*JOB*: Transcribe the records exactly. Pictures do not belong in the transcription.

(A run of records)
[Begin]

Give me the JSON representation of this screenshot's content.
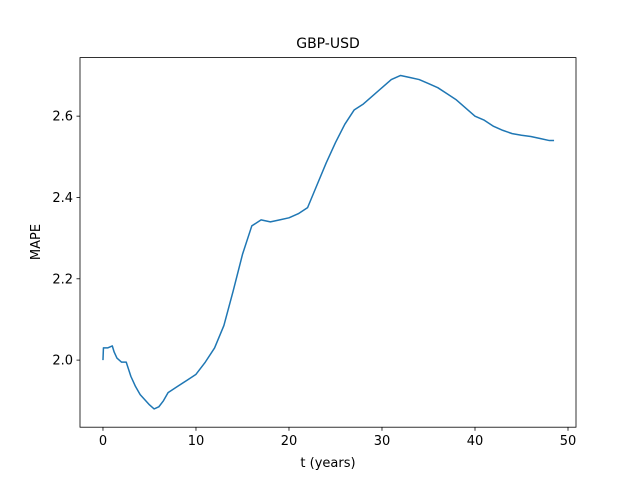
{
  "chart_data": {
    "type": "line",
    "title": "GBP-USD",
    "x_label": "t (years)",
    "y_label": "MAPE",
    "x": [
      0,
      0.05,
      0.5,
      1,
      1.2,
      1.5,
      2,
      2.5,
      3,
      3.5,
      4,
      5,
      5.5,
      6,
      6.5,
      7,
      8,
      9,
      10,
      11,
      12,
      13,
      14,
      15,
      16,
      17,
      18,
      19,
      20,
      21,
      22,
      23,
      24,
      25,
      26,
      27,
      28,
      29,
      30,
      31,
      32,
      33,
      34,
      35,
      36,
      37,
      38,
      39,
      40,
      41,
      42,
      43,
      44,
      45,
      46,
      47,
      48,
      48.5
    ],
    "series": [
      {
        "name": "MAPE",
        "color": "#1f77b4",
        "values": [
          2.0,
          2.03,
          2.03,
          2.035,
          2.02,
          2.005,
          1.995,
          1.995,
          1.96,
          1.935,
          1.915,
          1.89,
          1.88,
          1.885,
          1.9,
          1.92,
          1.935,
          1.95,
          1.965,
          1.995,
          2.03,
          2.085,
          2.17,
          2.26,
          2.33,
          2.345,
          2.34,
          2.345,
          2.35,
          2.36,
          2.375,
          2.43,
          2.485,
          2.535,
          2.58,
          2.615,
          2.63,
          2.65,
          2.67,
          2.69,
          2.7,
          2.695,
          2.69,
          2.68,
          2.67,
          2.655,
          2.64,
          2.62,
          2.6,
          2.59,
          2.575,
          2.565,
          2.557,
          2.553,
          2.55,
          2.545,
          2.54,
          2.54
        ]
      }
    ],
    "xlim": [
      -2.47,
      50.86
    ],
    "ylim": [
      1.835,
      2.744
    ],
    "xticks": [
      0,
      10,
      20,
      30,
      40,
      50
    ],
    "yticks": [
      {
        "value": 2,
        "label": "2.0"
      },
      2.2,
      2.4,
      2.6
    ],
    "grid": false
  }
}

[End]

*WRITTEN REPLY*:
Give me the JSON representation of this screenshot's content.
{
  "chart_data": {
    "type": "line",
    "title": "GBP-USD",
    "x_label": "t (years)",
    "y_label": "MAPE",
    "x": [
      0,
      0.05,
      0.5,
      1,
      1.2,
      1.5,
      2,
      2.5,
      3,
      3.5,
      4,
      5,
      5.5,
      6,
      6.5,
      7,
      8,
      9,
      10,
      11,
      12,
      13,
      14,
      15,
      16,
      17,
      18,
      19,
      20,
      21,
      22,
      23,
      24,
      25,
      26,
      27,
      28,
      29,
      30,
      31,
      32,
      33,
      34,
      35,
      36,
      37,
      38,
      39,
      40,
      41,
      42,
      43,
      44,
      45,
      46,
      47,
      48,
      48.5
    ],
    "series": [
      {
        "name": "MAPE",
        "color": "#1f77b4",
        "values": [
          2.0,
          2.03,
          2.03,
          2.035,
          2.02,
          2.005,
          1.995,
          1.995,
          1.96,
          1.935,
          1.915,
          1.89,
          1.88,
          1.885,
          1.9,
          1.92,
          1.935,
          1.95,
          1.965,
          1.995,
          2.03,
          2.085,
          2.17,
          2.26,
          2.33,
          2.345,
          2.34,
          2.345,
          2.35,
          2.36,
          2.375,
          2.43,
          2.485,
          2.535,
          2.58,
          2.615,
          2.63,
          2.65,
          2.67,
          2.69,
          2.7,
          2.695,
          2.69,
          2.68,
          2.67,
          2.655,
          2.64,
          2.62,
          2.6,
          2.59,
          2.575,
          2.565,
          2.557,
          2.553,
          2.55,
          2.545,
          2.54,
          2.54
        ]
      }
    ],
    "xlim": [
      -2.47,
      50.86
    ],
    "ylim": [
      1.835,
      2.744
    ],
    "xticks": [
      0,
      10,
      20,
      30,
      40,
      50
    ],
    "yticks": [
      {
        "value": 2,
        "label": "2.0"
      },
      2.2,
      2.4,
      2.6
    ],
    "grid": false
  }
}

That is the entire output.